## begin Supplied information

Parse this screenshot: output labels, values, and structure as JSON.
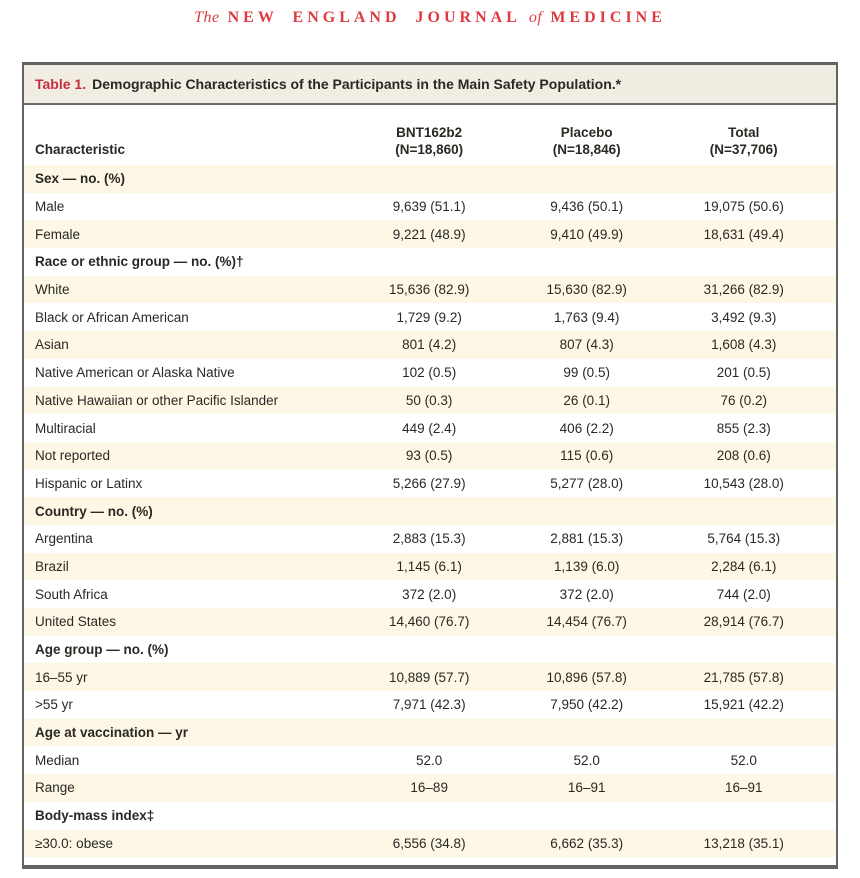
{
  "masthead": {
    "word_the": "The",
    "words_caps_1": "NEW ENGLAND JOURNAL",
    "word_of": "of",
    "words_caps_2": "MEDICINE"
  },
  "colors": {
    "masthead_red": "#de3b41",
    "table_label_red": "#c52f3e",
    "title_bar_bg": "#f2ede2",
    "row_cream": "#fdf7e6",
    "row_white": "#ffffff",
    "frame_gray": "#636363",
    "text": "#2b2824"
  },
  "table": {
    "title_label": "Table 1.",
    "title_text": "Demographic Characteristics of the Participants in the Main Safety Population.*",
    "columns": [
      {
        "line1": "Characteristic",
        "line2": ""
      },
      {
        "line1": "BNT162b2",
        "line2": "(N=18,860)"
      },
      {
        "line1": "Placebo",
        "line2": "(N=18,846)"
      },
      {
        "line1": "Total",
        "line2": "(N=37,706)"
      }
    ],
    "rows": [
      {
        "section": true,
        "label": "Sex — no. (%)"
      },
      {
        "section": false,
        "label": "Male",
        "values": [
          "9,639 (51.1)",
          "9,436 (50.1)",
          "19,075 (50.6)"
        ]
      },
      {
        "section": false,
        "label": "Female",
        "values": [
          "9,221 (48.9)",
          "9,410 (49.9)",
          "18,631 (49.4)"
        ]
      },
      {
        "section": true,
        "label": "Race or ethnic group — no. (%)†"
      },
      {
        "section": false,
        "label": "White",
        "values": [
          "15,636 (82.9)",
          "15,630 (82.9)",
          "31,266 (82.9)"
        ]
      },
      {
        "section": false,
        "label": "Black or African American",
        "values": [
          "1,729 (9.2)",
          "1,763 (9.4)",
          "3,492 (9.3)"
        ]
      },
      {
        "section": false,
        "label": "Asian",
        "values": [
          "801 (4.2)",
          "807 (4.3)",
          "1,608 (4.3)"
        ]
      },
      {
        "section": false,
        "label": "Native American or Alaska Native",
        "values": [
          "102 (0.5)",
          "99 (0.5)",
          "201 (0.5)"
        ]
      },
      {
        "section": false,
        "label": "Native Hawaiian or other Pacific Islander",
        "values": [
          "50 (0.3)",
          "26 (0.1)",
          "76 (0.2)"
        ]
      },
      {
        "section": false,
        "label": "Multiracial",
        "values": [
          "449 (2.4)",
          "406 (2.2)",
          "855 (2.3)"
        ]
      },
      {
        "section": false,
        "label": "Not reported",
        "values": [
          "93 (0.5)",
          "115 (0.6)",
          "208 (0.6)"
        ]
      },
      {
        "section": false,
        "label": "Hispanic or Latinx",
        "values": [
          "5,266 (27.9)",
          "5,277 (28.0)",
          "10,543 (28.0)"
        ]
      },
      {
        "section": true,
        "label": "Country — no. (%)"
      },
      {
        "section": false,
        "label": "Argentina",
        "values": [
          "2,883 (15.3)",
          "2,881 (15.3)",
          "5,764 (15.3)"
        ]
      },
      {
        "section": false,
        "label": "Brazil",
        "values": [
          "1,145 (6.1)",
          "1,139 (6.0)",
          "2,284 (6.1)"
        ]
      },
      {
        "section": false,
        "label": "South Africa",
        "values": [
          "372 (2.0)",
          "372 (2.0)",
          "744 (2.0)"
        ]
      },
      {
        "section": false,
        "label": "United States",
        "values": [
          "14,460 (76.7)",
          "14,454 (76.7)",
          "28,914 (76.7)"
        ]
      },
      {
        "section": true,
        "label": "Age group — no. (%)"
      },
      {
        "section": false,
        "label": "16–55 yr",
        "values": [
          "10,889 (57.7)",
          "10,896 (57.8)",
          "21,785 (57.8)"
        ]
      },
      {
        "section": false,
        "label": ">55 yr",
        "values": [
          "7,971 (42.3)",
          "7,950 (42.2)",
          "15,921 (42.2)"
        ]
      },
      {
        "section": true,
        "label": "Age at vaccination — yr"
      },
      {
        "section": false,
        "label": "Median",
        "values": [
          "52.0",
          "52.0",
          "52.0"
        ]
      },
      {
        "section": false,
        "label": "Range",
        "values": [
          "16–89",
          "16–91",
          "16–91"
        ]
      },
      {
        "section": true,
        "label": "Body-mass index‡"
      },
      {
        "section": false,
        "label": "≥30.0: obese",
        "values": [
          "6,556 (34.8)",
          "6,662 (35.3)",
          "13,218 (35.1)"
        ]
      }
    ]
  }
}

## end Supplied information

## Instructions to follow
The pictures in the entries should be left out; output everything else exactly.

## Answer in full
Parse this screenshot: output labels, values, and structure as JSON.
{
  "masthead": {
    "word_the": "The",
    "words_caps_1": "NEW ENGLAND JOURNAL",
    "word_of": "of",
    "words_caps_2": "MEDICINE"
  },
  "colors": {
    "masthead_red": "#de3b41",
    "table_label_red": "#c52f3e",
    "title_bar_bg": "#f2ede2",
    "row_cream": "#fdf7e6",
    "row_white": "#ffffff",
    "frame_gray": "#636363",
    "text": "#2b2824"
  },
  "table": {
    "title_label": "Table 1.",
    "title_text": "Demographic Characteristics of the Participants in the Main Safety Population.*",
    "columns": [
      {
        "line1": "Characteristic",
        "line2": ""
      },
      {
        "line1": "BNT162b2",
        "line2": "(N=18,860)"
      },
      {
        "line1": "Placebo",
        "line2": "(N=18,846)"
      },
      {
        "line1": "Total",
        "line2": "(N=37,706)"
      }
    ],
    "rows": [
      {
        "section": true,
        "label": "Sex — no. (%)"
      },
      {
        "section": false,
        "label": "Male",
        "values": [
          "9,639 (51.1)",
          "9,436 (50.1)",
          "19,075 (50.6)"
        ]
      },
      {
        "section": false,
        "label": "Female",
        "values": [
          "9,221 (48.9)",
          "9,410 (49.9)",
          "18,631 (49.4)"
        ]
      },
      {
        "section": true,
        "label": "Race or ethnic group — no. (%)†"
      },
      {
        "section": false,
        "label": "White",
        "values": [
          "15,636 (82.9)",
          "15,630 (82.9)",
          "31,266 (82.9)"
        ]
      },
      {
        "section": false,
        "label": "Black or African American",
        "values": [
          "1,729 (9.2)",
          "1,763 (9.4)",
          "3,492 (9.3)"
        ]
      },
      {
        "section": false,
        "label": "Asian",
        "values": [
          "801 (4.2)",
          "807 (4.3)",
          "1,608 (4.3)"
        ]
      },
      {
        "section": false,
        "label": "Native American or Alaska Native",
        "values": [
          "102 (0.5)",
          "99 (0.5)",
          "201 (0.5)"
        ]
      },
      {
        "section": false,
        "label": "Native Hawaiian or other Pacific Islander",
        "values": [
          "50 (0.3)",
          "26 (0.1)",
          "76 (0.2)"
        ]
      },
      {
        "section": false,
        "label": "Multiracial",
        "values": [
          "449 (2.4)",
          "406 (2.2)",
          "855 (2.3)"
        ]
      },
      {
        "section": false,
        "label": "Not reported",
        "values": [
          "93 (0.5)",
          "115 (0.6)",
          "208 (0.6)"
        ]
      },
      {
        "section": false,
        "label": "Hispanic or Latinx",
        "values": [
          "5,266 (27.9)",
          "5,277 (28.0)",
          "10,543 (28.0)"
        ]
      },
      {
        "section": true,
        "label": "Country — no. (%)"
      },
      {
        "section": false,
        "label": "Argentina",
        "values": [
          "2,883 (15.3)",
          "2,881 (15.3)",
          "5,764 (15.3)"
        ]
      },
      {
        "section": false,
        "label": "Brazil",
        "values": [
          "1,145 (6.1)",
          "1,139 (6.0)",
          "2,284 (6.1)"
        ]
      },
      {
        "section": false,
        "label": "South Africa",
        "values": [
          "372 (2.0)",
          "372 (2.0)",
          "744 (2.0)"
        ]
      },
      {
        "section": false,
        "label": "United States",
        "values": [
          "14,460 (76.7)",
          "14,454 (76.7)",
          "28,914 (76.7)"
        ]
      },
      {
        "section": true,
        "label": "Age group — no. (%)"
      },
      {
        "section": false,
        "label": "16–55 yr",
        "values": [
          "10,889 (57.7)",
          "10,896 (57.8)",
          "21,785 (57.8)"
        ]
      },
      {
        "section": false,
        "label": ">55 yr",
        "values": [
          "7,971 (42.3)",
          "7,950 (42.2)",
          "15,921 (42.2)"
        ]
      },
      {
        "section": true,
        "label": "Age at vaccination — yr"
      },
      {
        "section": false,
        "label": "Median",
        "values": [
          "52.0",
          "52.0",
          "52.0"
        ]
      },
      {
        "section": false,
        "label": "Range",
        "values": [
          "16–89",
          "16–91",
          "16–91"
        ]
      },
      {
        "section": true,
        "label": "Body-mass index‡"
      },
      {
        "section": false,
        "label": "≥30.0: obese",
        "values": [
          "6,556 (34.8)",
          "6,662 (35.3)",
          "13,218 (35.1)"
        ]
      }
    ]
  }
}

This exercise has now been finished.